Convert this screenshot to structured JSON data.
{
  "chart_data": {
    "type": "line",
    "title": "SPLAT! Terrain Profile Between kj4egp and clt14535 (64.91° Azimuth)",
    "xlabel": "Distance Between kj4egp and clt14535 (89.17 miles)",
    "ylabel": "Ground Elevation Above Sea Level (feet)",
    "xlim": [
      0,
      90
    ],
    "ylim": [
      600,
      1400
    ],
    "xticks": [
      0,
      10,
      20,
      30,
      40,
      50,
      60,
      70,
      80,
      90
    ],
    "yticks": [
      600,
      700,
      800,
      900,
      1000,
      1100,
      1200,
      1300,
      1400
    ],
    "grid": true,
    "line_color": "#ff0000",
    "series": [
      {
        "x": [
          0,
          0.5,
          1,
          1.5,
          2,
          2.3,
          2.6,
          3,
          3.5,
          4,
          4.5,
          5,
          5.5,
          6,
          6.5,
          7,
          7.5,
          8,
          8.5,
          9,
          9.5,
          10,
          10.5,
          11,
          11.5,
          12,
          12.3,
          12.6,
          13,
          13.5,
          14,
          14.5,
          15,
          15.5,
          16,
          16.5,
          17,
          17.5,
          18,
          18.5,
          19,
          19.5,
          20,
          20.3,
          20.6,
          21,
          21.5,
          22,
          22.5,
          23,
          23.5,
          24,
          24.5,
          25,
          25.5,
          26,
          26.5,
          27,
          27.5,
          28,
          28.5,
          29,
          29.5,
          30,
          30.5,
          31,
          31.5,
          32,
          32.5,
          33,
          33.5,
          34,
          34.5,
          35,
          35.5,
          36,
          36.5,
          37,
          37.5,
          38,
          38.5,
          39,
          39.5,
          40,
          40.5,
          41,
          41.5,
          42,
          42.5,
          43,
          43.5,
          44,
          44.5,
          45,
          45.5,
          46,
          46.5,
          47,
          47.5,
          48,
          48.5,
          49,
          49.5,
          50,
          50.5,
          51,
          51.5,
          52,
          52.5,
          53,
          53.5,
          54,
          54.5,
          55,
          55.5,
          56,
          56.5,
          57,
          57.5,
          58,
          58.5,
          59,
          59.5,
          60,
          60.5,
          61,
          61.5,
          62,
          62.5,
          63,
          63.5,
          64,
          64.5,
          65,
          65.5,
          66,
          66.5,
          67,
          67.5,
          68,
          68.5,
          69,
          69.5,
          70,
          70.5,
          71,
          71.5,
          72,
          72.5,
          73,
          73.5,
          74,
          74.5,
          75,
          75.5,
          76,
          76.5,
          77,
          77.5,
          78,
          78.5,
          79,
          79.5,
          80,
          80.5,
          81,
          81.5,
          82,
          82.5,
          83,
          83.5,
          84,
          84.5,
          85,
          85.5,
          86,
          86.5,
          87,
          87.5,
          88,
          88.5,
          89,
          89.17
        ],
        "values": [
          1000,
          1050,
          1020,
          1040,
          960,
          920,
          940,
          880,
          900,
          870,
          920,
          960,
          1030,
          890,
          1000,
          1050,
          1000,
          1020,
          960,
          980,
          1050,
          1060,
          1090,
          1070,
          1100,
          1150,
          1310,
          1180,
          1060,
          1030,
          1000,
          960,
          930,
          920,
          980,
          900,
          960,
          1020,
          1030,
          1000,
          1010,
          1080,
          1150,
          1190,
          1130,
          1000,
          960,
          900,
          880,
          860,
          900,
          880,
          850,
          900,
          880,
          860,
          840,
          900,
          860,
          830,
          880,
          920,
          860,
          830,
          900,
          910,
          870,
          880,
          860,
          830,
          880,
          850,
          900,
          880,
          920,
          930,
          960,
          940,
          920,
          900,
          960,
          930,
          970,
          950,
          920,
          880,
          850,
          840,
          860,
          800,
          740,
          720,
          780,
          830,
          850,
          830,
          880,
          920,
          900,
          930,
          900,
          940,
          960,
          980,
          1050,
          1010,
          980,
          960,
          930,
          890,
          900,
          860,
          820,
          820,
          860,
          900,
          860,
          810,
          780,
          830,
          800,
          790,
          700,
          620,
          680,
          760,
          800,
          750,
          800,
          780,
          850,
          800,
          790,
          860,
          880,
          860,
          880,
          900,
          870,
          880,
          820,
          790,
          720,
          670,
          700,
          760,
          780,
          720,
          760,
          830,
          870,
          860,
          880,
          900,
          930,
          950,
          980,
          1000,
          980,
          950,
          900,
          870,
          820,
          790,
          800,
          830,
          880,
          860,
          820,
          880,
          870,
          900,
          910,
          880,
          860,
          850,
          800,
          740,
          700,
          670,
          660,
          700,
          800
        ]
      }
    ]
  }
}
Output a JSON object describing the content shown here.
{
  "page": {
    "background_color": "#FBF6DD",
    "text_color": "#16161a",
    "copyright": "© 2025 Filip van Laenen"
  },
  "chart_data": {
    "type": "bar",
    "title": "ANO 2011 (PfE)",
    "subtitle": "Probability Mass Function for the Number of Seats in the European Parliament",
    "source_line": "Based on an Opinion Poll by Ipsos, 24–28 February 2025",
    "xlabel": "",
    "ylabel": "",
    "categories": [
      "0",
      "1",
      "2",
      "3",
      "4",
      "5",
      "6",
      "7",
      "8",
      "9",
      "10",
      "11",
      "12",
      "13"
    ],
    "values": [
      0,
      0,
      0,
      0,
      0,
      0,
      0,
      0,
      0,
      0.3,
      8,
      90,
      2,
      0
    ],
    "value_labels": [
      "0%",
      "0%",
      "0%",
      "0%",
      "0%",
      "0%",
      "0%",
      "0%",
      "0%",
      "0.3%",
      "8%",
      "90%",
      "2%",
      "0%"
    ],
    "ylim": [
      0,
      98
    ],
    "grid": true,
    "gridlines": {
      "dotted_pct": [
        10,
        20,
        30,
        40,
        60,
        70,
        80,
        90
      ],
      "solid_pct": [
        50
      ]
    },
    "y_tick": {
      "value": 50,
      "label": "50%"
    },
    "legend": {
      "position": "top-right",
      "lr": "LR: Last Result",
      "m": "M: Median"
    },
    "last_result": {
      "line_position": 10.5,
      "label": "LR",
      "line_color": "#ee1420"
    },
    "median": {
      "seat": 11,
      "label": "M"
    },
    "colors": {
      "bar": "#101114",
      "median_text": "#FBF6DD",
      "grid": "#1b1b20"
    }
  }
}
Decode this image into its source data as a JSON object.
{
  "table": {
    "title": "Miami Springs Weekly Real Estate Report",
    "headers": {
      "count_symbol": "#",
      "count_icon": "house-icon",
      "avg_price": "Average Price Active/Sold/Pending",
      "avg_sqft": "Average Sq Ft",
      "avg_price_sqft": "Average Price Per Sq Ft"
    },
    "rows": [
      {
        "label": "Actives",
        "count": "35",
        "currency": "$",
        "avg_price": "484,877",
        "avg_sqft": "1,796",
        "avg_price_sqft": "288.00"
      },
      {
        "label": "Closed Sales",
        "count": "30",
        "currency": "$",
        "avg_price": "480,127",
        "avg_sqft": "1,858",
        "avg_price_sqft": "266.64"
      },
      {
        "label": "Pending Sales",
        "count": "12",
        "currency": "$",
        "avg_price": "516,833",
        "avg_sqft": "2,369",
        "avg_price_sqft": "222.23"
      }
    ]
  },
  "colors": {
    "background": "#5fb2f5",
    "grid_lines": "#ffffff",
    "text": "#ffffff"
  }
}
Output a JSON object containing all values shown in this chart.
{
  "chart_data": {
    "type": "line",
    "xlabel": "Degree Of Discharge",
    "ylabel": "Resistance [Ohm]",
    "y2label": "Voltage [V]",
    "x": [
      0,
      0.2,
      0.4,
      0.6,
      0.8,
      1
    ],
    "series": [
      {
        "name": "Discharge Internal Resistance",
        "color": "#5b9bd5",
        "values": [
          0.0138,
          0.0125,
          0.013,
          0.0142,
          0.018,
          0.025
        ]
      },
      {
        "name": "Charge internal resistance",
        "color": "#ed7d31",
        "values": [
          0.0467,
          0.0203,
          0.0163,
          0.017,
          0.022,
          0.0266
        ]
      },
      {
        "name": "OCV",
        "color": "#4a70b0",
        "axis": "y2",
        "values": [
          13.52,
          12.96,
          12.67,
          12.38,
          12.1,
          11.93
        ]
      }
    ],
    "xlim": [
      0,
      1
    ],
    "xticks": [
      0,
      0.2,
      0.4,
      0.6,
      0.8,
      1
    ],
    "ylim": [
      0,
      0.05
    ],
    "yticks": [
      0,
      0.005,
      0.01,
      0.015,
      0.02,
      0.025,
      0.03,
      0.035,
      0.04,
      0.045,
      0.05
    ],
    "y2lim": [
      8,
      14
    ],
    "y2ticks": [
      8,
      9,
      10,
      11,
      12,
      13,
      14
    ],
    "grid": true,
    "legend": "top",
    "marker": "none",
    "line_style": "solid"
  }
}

****************

TASK GOAL: List every line in the records above that contains the word "name".

ANSWER IN FULL:
        "name": "Discharge Internal Resistance",
        "name": "Charge internal resistance",
        "name": "OCV",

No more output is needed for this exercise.